__INSTRUCTIONS FOR THE TASK__.
Report each line in the data below that contains the string "outer", treating uppercase and lowercase as distinct.

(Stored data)
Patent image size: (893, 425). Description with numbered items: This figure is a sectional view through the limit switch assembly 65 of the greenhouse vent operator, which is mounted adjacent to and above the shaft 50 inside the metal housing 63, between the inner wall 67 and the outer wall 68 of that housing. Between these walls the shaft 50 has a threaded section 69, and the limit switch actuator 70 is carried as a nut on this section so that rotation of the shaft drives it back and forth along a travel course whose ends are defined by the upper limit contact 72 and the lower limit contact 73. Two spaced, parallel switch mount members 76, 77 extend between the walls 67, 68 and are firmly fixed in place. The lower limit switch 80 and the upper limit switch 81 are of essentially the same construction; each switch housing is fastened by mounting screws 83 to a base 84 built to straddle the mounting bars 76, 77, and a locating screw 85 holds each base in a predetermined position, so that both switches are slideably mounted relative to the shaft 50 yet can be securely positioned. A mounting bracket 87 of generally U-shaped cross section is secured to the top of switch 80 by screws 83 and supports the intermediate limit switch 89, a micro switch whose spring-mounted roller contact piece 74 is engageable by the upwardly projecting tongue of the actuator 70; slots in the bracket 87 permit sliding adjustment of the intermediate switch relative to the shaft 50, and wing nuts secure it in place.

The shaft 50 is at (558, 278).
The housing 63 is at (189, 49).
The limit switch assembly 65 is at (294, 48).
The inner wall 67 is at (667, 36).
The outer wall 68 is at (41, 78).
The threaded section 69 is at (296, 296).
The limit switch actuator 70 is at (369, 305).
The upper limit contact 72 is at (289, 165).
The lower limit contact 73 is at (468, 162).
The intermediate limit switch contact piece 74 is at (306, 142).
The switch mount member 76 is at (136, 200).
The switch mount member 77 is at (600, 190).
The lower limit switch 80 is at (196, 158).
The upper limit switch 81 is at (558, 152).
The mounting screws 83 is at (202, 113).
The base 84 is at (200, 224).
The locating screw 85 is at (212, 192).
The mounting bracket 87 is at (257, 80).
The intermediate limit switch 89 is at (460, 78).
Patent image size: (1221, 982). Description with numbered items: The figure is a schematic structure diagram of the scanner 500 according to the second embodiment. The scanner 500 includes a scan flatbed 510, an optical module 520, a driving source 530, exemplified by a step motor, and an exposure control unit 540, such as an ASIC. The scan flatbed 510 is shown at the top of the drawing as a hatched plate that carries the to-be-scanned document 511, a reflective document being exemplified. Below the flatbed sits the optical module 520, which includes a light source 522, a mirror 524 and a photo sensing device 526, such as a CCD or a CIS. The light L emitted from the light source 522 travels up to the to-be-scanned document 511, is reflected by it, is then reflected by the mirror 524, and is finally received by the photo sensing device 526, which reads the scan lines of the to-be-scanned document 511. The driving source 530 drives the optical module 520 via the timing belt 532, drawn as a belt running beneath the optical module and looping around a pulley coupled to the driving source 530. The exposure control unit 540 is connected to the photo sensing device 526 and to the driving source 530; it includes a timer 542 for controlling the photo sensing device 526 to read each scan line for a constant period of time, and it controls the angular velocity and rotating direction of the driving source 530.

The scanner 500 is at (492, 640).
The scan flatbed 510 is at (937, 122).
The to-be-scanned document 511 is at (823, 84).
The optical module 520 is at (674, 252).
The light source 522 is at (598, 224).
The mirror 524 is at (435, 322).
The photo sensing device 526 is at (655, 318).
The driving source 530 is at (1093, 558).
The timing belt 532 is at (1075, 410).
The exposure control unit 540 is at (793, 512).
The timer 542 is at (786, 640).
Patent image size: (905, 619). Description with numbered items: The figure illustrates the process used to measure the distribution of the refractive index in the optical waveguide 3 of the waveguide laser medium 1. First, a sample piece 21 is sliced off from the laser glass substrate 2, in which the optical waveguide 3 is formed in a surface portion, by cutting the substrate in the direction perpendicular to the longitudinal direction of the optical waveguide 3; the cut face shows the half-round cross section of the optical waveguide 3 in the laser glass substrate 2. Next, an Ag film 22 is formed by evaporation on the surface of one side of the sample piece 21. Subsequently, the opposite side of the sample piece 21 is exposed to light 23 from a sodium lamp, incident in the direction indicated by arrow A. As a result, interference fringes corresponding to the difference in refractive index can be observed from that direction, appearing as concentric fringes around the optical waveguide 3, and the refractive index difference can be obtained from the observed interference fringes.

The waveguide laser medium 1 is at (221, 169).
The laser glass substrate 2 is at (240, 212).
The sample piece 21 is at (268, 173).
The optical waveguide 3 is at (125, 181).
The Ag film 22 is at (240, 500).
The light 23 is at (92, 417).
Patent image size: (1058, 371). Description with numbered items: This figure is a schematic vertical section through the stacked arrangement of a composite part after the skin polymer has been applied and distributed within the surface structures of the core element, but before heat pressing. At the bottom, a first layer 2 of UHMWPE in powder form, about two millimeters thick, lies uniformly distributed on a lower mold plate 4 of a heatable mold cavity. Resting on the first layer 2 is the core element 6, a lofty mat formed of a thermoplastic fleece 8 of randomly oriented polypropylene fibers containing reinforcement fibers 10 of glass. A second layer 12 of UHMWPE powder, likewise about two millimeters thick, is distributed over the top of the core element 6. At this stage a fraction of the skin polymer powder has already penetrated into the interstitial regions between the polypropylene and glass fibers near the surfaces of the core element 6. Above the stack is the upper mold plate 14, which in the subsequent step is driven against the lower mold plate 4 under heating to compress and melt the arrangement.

__TASK ANSWER__.
Patent image size: (893, 425). Description with numbered items: This figure is a sectional view through the limit switch assembly 65 of the greenhouse vent operator, which is mounted adjacent to and above the shaft 50 inside the metal housing 63, between the inner wall 67 and the outer wall 68 of that housing. Between these walls the shaft 50 has a threaded section 69, and the limit switch actuator 70 is carried as a nut on this section so that rotation of the shaft drives it back and forth along a travel course whose ends are defined by the upper limit contact 72 and the lower limit contact 73. Two spaced, parallel switch mount members 76, 77 extend between the walls 67, 68 and are firmly fixed in place. The lower limit switch 80 and the upper limit switch 81 are of essentially the same construction; each switch housing is fastened by mounting screws 83 to a base 84 built to straddle the mounting bars 76, 77, and a locating screw 85 holds each base in a predetermined position, so that both switches are slideably mounted relative to the shaft 50 yet can be securely positioned. A mounting bracket 87 of generally U-shaped cross section is secured to the top of switch 80 by screws 83 and supports the intermediate limit switch 89, a micro switch whose spring-mounted roller contact piece 74 is engageable by the upwardly projecting tongue of the actuator 70; slots in the bracket 87 permit sliding adjustment of the intermediate switch relative to the shaft 50, and wing nuts secure it in place.
The outer wall 68 is at (41, 78).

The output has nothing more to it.